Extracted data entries
▬▬▬▬▬▬▬▬▬▬

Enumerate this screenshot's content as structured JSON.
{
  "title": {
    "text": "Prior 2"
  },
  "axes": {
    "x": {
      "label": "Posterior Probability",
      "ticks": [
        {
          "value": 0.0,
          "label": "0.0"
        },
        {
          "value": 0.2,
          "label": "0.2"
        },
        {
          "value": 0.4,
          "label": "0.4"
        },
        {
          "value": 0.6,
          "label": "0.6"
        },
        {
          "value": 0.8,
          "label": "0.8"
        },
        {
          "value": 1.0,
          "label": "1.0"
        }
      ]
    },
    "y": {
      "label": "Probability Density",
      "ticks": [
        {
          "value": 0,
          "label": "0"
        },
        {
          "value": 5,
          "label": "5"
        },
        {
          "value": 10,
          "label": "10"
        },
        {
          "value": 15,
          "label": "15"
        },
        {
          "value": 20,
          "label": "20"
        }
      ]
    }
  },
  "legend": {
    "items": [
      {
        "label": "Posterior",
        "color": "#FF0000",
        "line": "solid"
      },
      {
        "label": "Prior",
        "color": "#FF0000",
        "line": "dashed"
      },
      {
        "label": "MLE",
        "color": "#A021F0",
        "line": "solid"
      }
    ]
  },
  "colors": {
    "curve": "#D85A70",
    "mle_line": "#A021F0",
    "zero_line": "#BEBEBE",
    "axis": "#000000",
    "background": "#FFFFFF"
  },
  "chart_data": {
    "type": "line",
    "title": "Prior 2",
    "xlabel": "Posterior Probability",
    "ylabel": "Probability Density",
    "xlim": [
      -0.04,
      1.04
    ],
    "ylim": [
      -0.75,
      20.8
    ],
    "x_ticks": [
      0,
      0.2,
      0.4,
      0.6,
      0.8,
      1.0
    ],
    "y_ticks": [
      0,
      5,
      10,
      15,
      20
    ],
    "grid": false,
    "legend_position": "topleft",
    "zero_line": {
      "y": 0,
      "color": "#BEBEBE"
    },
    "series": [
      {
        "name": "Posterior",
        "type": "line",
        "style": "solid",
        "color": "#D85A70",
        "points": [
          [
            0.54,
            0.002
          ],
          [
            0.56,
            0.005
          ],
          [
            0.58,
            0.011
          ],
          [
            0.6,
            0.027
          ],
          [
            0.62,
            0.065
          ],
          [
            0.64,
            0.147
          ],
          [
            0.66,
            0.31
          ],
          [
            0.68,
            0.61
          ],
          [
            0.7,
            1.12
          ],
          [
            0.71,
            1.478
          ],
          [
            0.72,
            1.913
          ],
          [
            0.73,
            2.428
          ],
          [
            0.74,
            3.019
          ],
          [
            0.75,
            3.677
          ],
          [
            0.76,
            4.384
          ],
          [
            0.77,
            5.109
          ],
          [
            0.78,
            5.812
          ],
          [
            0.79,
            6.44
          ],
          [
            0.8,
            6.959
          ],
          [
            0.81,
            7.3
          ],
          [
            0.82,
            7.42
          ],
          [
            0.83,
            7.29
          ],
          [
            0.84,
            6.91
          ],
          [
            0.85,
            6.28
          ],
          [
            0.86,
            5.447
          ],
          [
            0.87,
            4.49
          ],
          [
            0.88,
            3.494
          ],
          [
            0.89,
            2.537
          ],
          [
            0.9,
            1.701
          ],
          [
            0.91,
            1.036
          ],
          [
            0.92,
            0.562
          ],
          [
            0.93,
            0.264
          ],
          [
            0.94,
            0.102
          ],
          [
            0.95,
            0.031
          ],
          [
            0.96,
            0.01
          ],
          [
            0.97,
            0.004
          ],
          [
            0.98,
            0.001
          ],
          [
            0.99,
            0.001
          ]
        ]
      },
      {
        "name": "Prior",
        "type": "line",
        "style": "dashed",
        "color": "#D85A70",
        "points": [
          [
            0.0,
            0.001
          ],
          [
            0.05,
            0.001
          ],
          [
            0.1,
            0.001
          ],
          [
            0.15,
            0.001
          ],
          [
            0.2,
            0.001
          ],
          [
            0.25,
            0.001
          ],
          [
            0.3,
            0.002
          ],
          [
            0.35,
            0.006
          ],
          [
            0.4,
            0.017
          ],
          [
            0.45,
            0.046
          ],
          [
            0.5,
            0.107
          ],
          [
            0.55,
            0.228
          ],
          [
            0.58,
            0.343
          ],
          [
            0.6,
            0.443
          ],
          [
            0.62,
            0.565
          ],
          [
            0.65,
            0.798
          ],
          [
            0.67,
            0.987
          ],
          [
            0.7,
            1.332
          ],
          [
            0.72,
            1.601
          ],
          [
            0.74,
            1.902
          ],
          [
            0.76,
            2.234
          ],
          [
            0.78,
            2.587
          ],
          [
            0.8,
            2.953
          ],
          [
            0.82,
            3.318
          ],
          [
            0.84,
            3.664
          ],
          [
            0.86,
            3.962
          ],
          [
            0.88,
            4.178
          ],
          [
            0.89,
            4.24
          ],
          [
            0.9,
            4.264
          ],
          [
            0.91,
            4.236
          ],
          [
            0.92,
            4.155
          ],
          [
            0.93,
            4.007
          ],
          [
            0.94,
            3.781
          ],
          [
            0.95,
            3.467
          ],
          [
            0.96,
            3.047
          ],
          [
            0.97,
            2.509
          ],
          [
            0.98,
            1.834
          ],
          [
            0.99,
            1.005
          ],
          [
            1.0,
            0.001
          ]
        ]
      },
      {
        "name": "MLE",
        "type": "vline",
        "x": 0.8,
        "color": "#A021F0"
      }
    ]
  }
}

▬▬▬▬▬▬▬▬▬▬

Exercise objective: From the listing above, copy all lines holding the word "Prior".

Problem solution:
    "text": "Prior 2"
        "label": "Prior",
    "title": "Prior 2",
        "name": "Prior",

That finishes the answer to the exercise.